## START

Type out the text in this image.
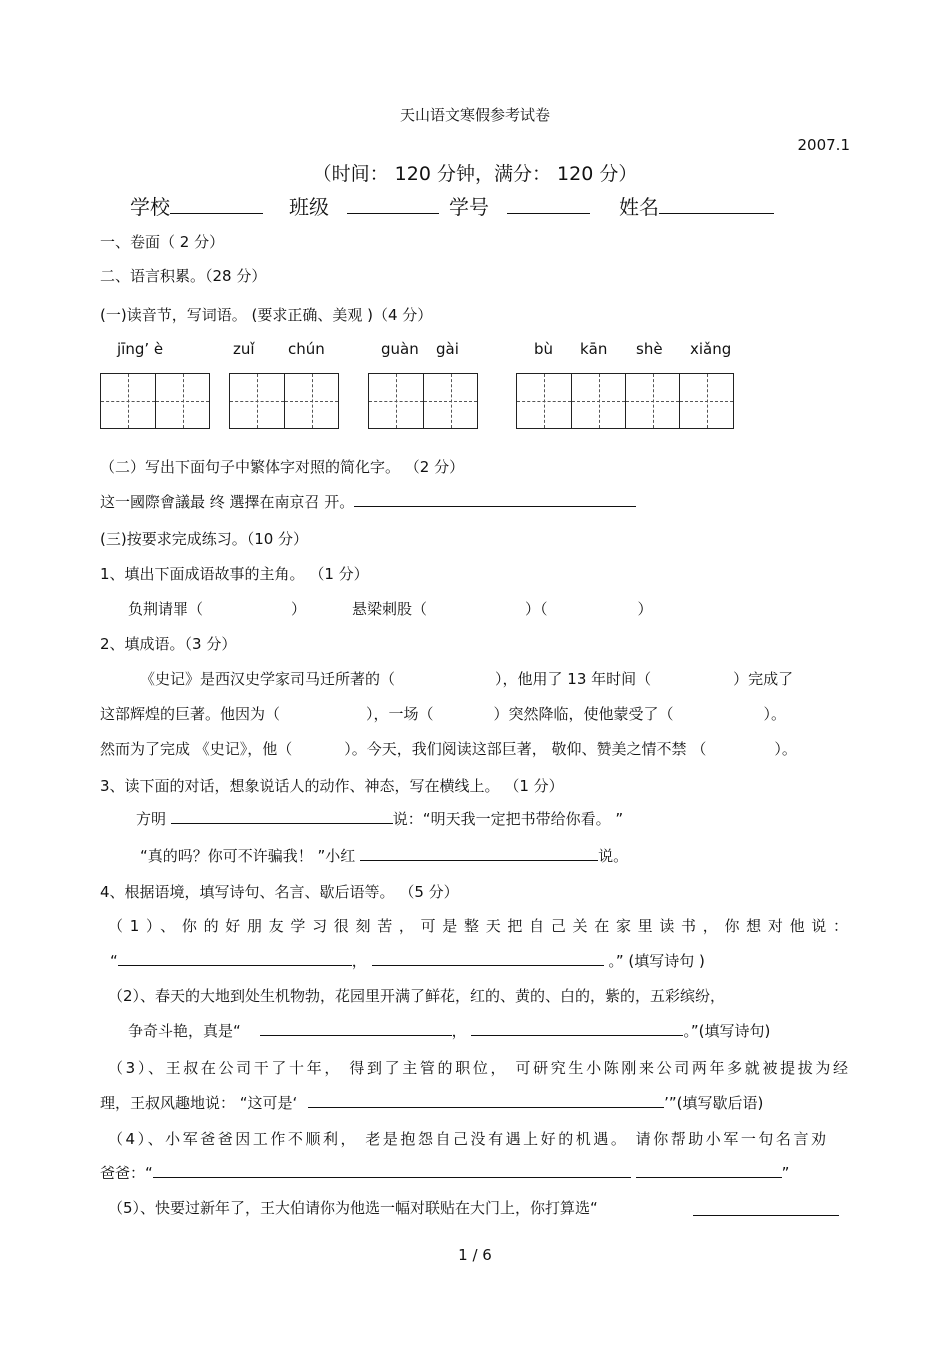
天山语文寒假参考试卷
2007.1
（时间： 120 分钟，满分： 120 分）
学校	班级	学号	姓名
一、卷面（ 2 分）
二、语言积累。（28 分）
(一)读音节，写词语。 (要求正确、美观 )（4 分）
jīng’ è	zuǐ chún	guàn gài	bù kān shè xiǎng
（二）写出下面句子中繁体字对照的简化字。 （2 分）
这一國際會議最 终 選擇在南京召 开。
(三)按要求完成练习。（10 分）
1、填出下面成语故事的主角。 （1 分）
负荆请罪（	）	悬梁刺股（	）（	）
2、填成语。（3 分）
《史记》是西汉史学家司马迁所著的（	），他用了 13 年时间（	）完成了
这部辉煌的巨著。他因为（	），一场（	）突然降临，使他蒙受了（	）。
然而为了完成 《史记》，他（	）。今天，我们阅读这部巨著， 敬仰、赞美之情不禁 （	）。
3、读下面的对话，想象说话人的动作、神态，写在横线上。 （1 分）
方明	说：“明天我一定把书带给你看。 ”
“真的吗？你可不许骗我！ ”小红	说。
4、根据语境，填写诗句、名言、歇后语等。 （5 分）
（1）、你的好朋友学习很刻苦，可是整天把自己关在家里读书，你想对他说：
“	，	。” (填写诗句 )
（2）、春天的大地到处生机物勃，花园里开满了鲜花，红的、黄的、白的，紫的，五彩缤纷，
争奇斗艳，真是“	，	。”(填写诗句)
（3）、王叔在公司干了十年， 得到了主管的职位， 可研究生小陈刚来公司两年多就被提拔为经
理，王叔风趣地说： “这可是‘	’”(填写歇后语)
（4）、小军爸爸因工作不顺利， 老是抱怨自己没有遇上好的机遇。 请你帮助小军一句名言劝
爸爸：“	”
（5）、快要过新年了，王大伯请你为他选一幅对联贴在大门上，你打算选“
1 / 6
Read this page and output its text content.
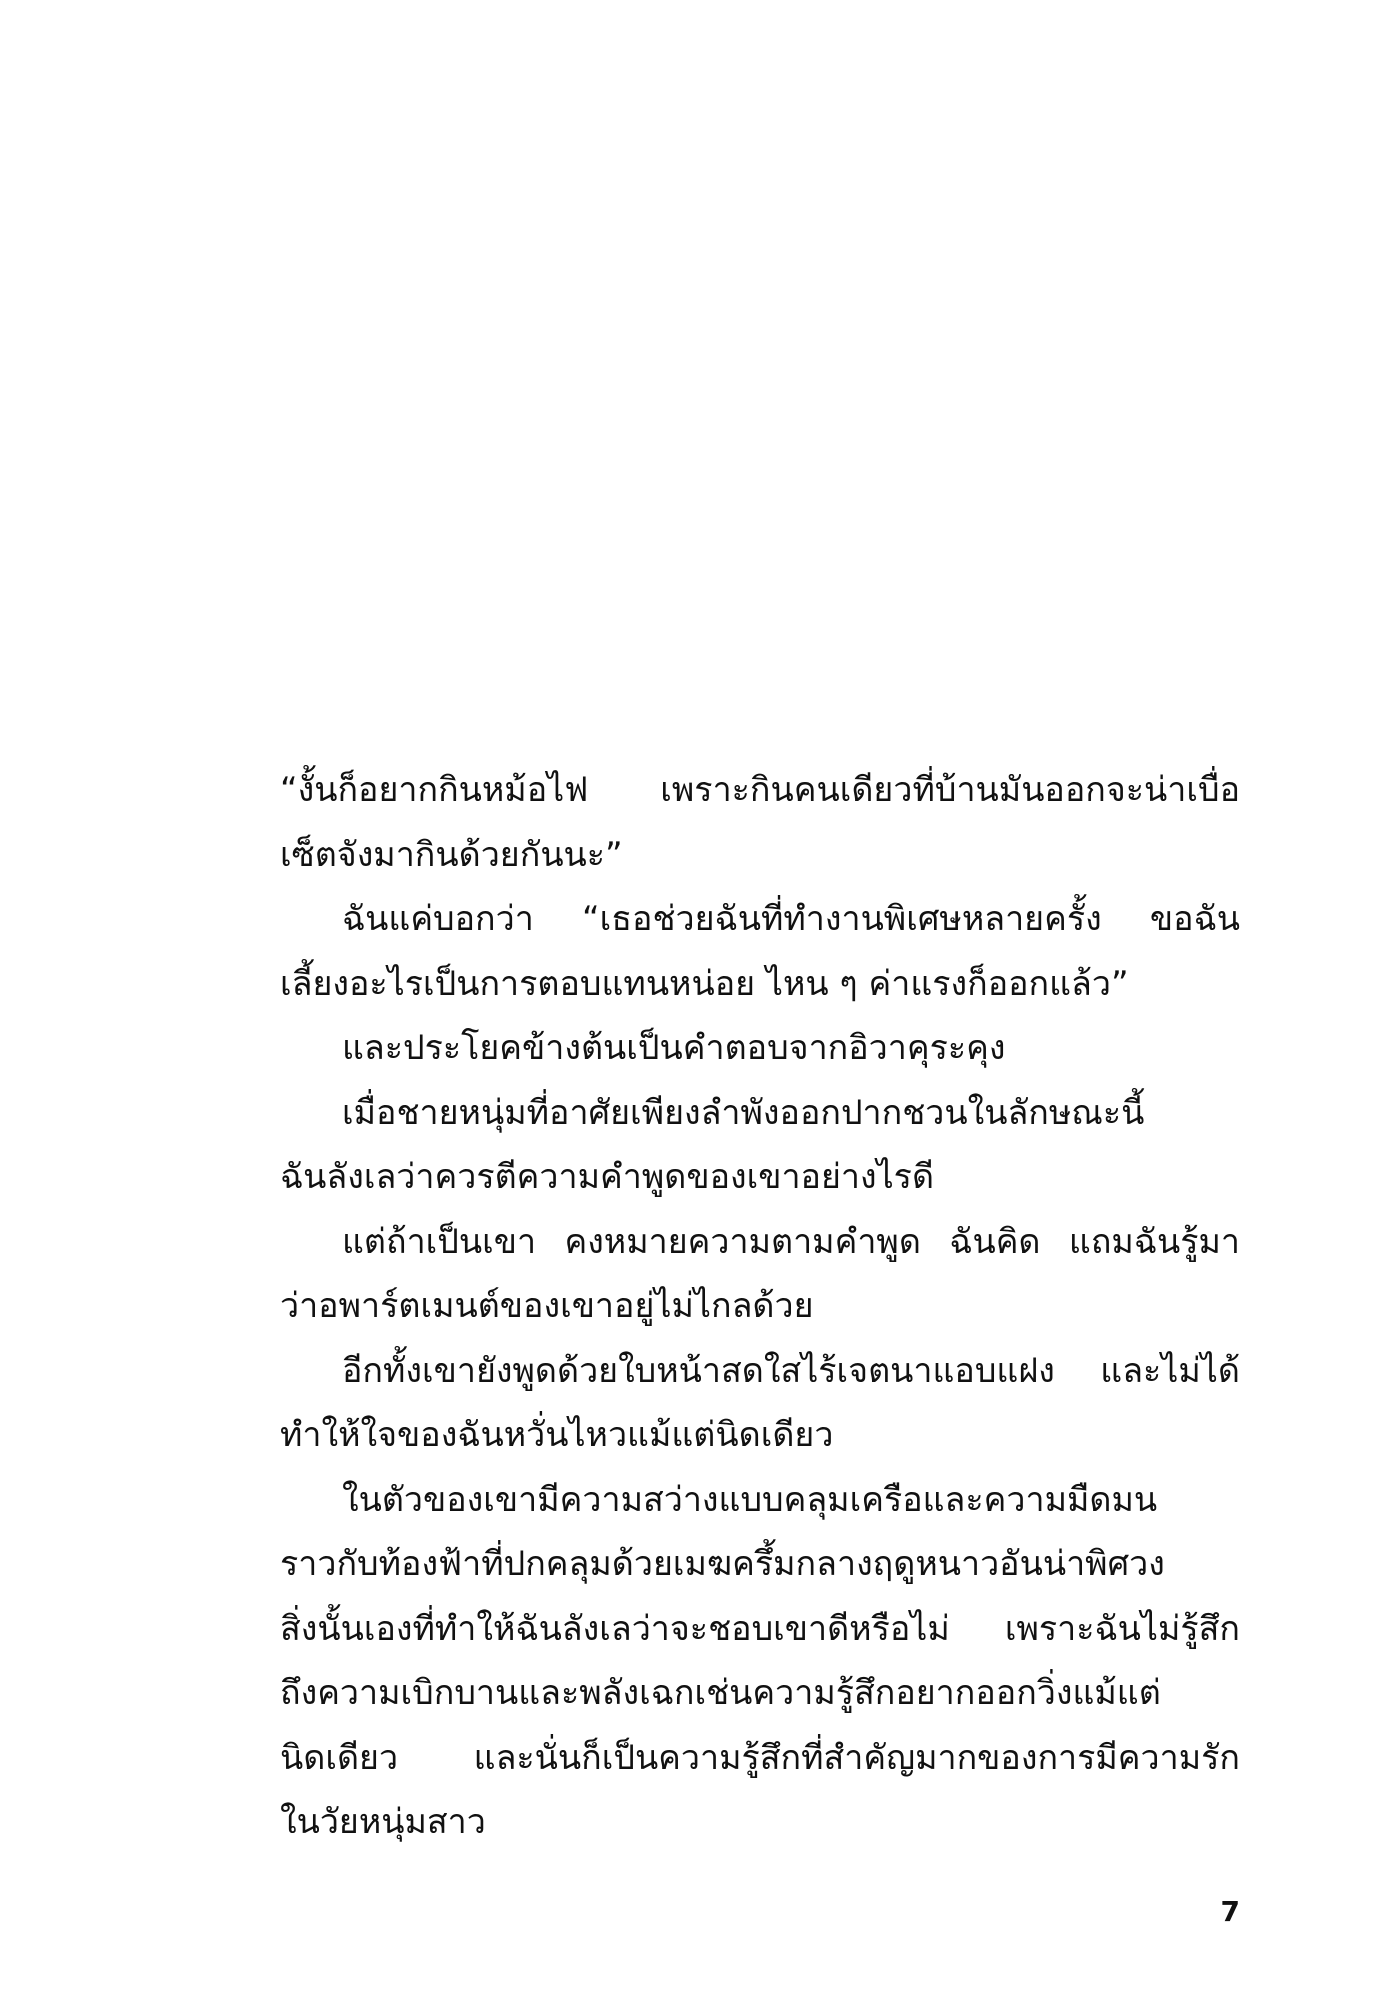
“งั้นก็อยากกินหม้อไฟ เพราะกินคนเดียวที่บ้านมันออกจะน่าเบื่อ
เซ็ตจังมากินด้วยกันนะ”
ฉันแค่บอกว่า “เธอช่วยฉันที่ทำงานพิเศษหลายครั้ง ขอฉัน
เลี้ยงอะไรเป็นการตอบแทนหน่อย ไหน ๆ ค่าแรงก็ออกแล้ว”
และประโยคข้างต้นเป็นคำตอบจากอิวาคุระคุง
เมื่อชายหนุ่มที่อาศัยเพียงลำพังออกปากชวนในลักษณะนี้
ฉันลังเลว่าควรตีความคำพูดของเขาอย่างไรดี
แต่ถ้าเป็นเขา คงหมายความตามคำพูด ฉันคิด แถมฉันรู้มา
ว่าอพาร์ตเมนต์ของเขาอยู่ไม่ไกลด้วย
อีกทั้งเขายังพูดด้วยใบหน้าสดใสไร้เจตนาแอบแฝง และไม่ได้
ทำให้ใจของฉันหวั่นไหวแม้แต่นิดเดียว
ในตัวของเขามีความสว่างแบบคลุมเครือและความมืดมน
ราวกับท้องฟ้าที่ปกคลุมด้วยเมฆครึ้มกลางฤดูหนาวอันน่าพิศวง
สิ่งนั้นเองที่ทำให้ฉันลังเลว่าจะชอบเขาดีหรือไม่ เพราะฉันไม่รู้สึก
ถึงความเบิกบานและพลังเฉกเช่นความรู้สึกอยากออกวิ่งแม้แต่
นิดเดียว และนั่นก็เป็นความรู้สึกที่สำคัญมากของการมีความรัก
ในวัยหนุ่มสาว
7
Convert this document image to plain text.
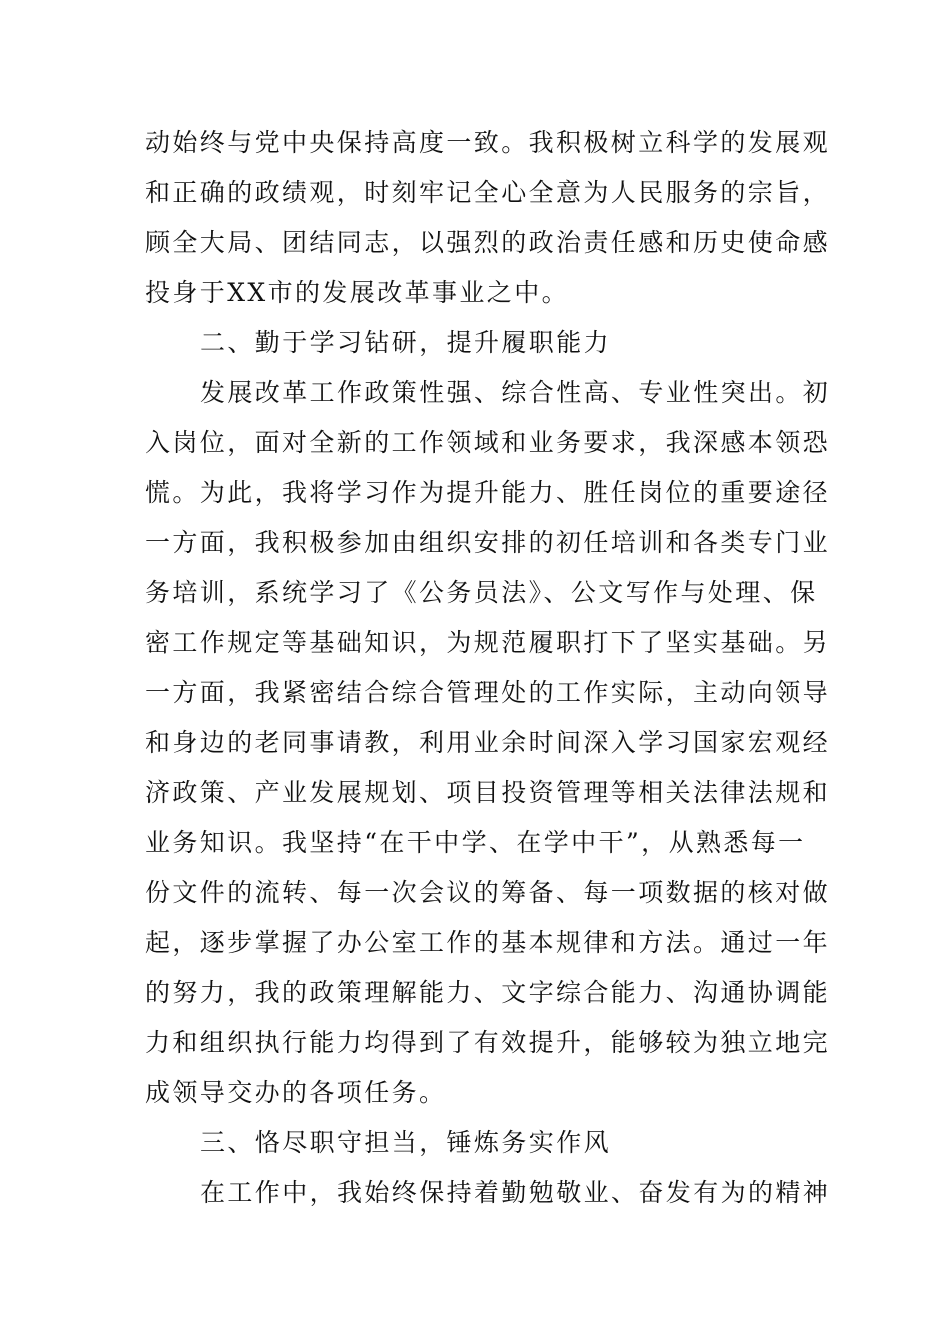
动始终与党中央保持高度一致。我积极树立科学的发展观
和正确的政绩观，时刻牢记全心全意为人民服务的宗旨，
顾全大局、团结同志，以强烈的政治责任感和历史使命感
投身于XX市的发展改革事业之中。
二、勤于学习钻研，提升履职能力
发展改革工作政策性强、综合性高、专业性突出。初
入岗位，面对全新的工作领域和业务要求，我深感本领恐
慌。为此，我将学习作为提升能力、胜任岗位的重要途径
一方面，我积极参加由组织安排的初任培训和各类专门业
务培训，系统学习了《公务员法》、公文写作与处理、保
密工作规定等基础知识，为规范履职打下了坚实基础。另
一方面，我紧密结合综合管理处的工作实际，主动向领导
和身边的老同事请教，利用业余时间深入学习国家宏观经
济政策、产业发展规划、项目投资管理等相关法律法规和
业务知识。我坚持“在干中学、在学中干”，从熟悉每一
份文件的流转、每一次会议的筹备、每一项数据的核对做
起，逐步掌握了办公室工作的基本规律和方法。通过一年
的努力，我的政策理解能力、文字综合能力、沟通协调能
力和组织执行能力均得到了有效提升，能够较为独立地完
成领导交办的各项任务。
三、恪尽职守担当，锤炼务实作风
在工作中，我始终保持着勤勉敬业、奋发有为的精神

## END

**Task to complete**
Transcribe the listing above verbatim. Omit the pictures.

**Complete output**
Type out the text in this image.
天山语文寒假参考试卷
2007.1
（时间： 120 分钟，满分： 120 分）
学校	班级	学号	姓名
一、卷面（ 2 分）
二、语言积累。（28 分）
(一)读音节，写词语。 (要求正确、美观 )（4 分）
jīng’ è	zuǐ chún	guàn gài	bù kān shè xiǎng
（二）写出下面句子中繁体字对照的简化字。 （2 分）
这一國際會議最 终 選擇在南京召 开。
(三)按要求完成练习。（10 分）
1、填出下面成语故事的主角。 （1 分）
负荆请罪（	）	悬梁刺股（	）（	）
2、填成语。（3 分）
《史记》是西汉史学家司马迁所著的（	），他用了 13 年时间（	）完成了
这部辉煌的巨著。他因为（	），一场（	）突然降临，使他蒙受了（	）。
然而为了完成 《史记》，他（	）。今天，我们阅读这部巨著， 敬仰、赞美之情不禁 （	）。
3、读下面的对话，想象说话人的动作、神态，写在横线上。 （1 分）
方明	说：“明天我一定把书带给你看。 ”
“真的吗？你可不许骗我！ ”小红	说。
4、根据语境，填写诗句、名言、歇后语等。 （5 分）
（1）、你的好朋友学习很刻苦，可是整天把自己关在家里读书，你想对他说：
“	，	。” (填写诗句 )
（2）、春天的大地到处生机物勃，花园里开满了鲜花，红的、黄的、白的，紫的，五彩缤纷，
争奇斗艳，真是“	，	。”(填写诗句)
（3）、王叔在公司干了十年， 得到了主管的职位， 可研究生小陈刚来公司两年多就被提拔为经
理，王叔风趣地说： “这可是‘	’”(填写歇后语)
（4）、小军爸爸因工作不顺利， 老是抱怨自己没有遇上好的机遇。 请你帮助小军一句名言劝
爸爸：“	”
（5）、快要过新年了，王大伯请你为他选一幅对联贴在大门上，你打算选“
1 / 6
Read this page and output its text content.
“งั้นก็อยากกินหม้อไฟ เพราะกินคนเดียวที่บ้านมันออกจะน่าเบื่อ
เซ็ตจังมากินด้วยกันนะ”
ฉันแค่บอกว่า “เธอช่วยฉันที่ทำงานพิเศษหลายครั้ง ขอฉัน
เลี้ยงอะไรเป็นการตอบแทนหน่อย ไหน ๆ ค่าแรงก็ออกแล้ว”
และประโยคข้างต้นเป็นคำตอบจากอิวาคุระคุง
เมื่อชายหนุ่มที่อาศัยเพียงลำพังออกปากชวนในลักษณะนี้
ฉันลังเลว่าควรตีความคำพูดของเขาอย่างไรดี
แต่ถ้าเป็นเขา คงหมายความตามคำพูด ฉันคิด แถมฉันรู้มา
ว่าอพาร์ตเมนต์ของเขาอยู่ไม่ไกลด้วย
อีกทั้งเขายังพูดด้วยใบหน้าสดใสไร้เจตนาแอบแฝง และไม่ได้
ทำให้ใจของฉันหวั่นไหวแม้แต่นิดเดียว
ในตัวของเขามีความสว่างแบบคลุมเครือและความมืดมน
ราวกับท้องฟ้าที่ปกคลุมด้วยเมฆครึ้มกลางฤดูหนาวอันน่าพิศวง
สิ่งนั้นเองที่ทำให้ฉันลังเลว่าจะชอบเขาดีหรือไม่ เพราะฉันไม่รู้สึก
ถึงความเบิกบานและพลังเฉกเช่นความรู้สึกอยากออกวิ่งแม้แต่
นิดเดียว และนั่นก็เป็นความรู้สึกที่สำคัญมากของการมีความรัก
ในวัยหนุ่มสาว
7
Convert this document image to plain text.
动始终与党中央保持高度一致。我积极树立科学的发展观
和正确的政绩观，时刻牢记全心全意为人民服务的宗旨，
顾全大局、团结同志，以强烈的政治责任感和历史使命感
投身于XX市的发展改革事业之中。
二、勤于学习钻研，提升履职能力
发展改革工作政策性强、综合性高、专业性突出。初
入岗位，面对全新的工作领域和业务要求，我深感本领恐
慌。为此，我将学习作为提升能力、胜任岗位的重要途径
一方面，我积极参加由组织安排的初任培训和各类专门业
务培训，系统学习了《公务员法》、公文写作与处理、保
密工作规定等基础知识，为规范履职打下了坚实基础。另
一方面，我紧密结合综合管理处的工作实际，主动向领导
和身边的老同事请教，利用业余时间深入学习国家宏观经
济政策、产业发展规划、项目投资管理等相关法律法规和
业务知识。我坚持“在干中学、在学中干”，从熟悉每一
份文件的流转、每一次会议的筹备、每一项数据的核对做
起，逐步掌握了办公室工作的基本规律和方法。通过一年
的努力，我的政策理解能力、文字综合能力、沟通协调能
力和组织执行能力均得到了有效提升，能够较为独立地完
成领导交办的各项任务。
三、恪尽职守担当，锤炼务实作风
在工作中，我始终保持着勤勉敬业、奋发有为的精神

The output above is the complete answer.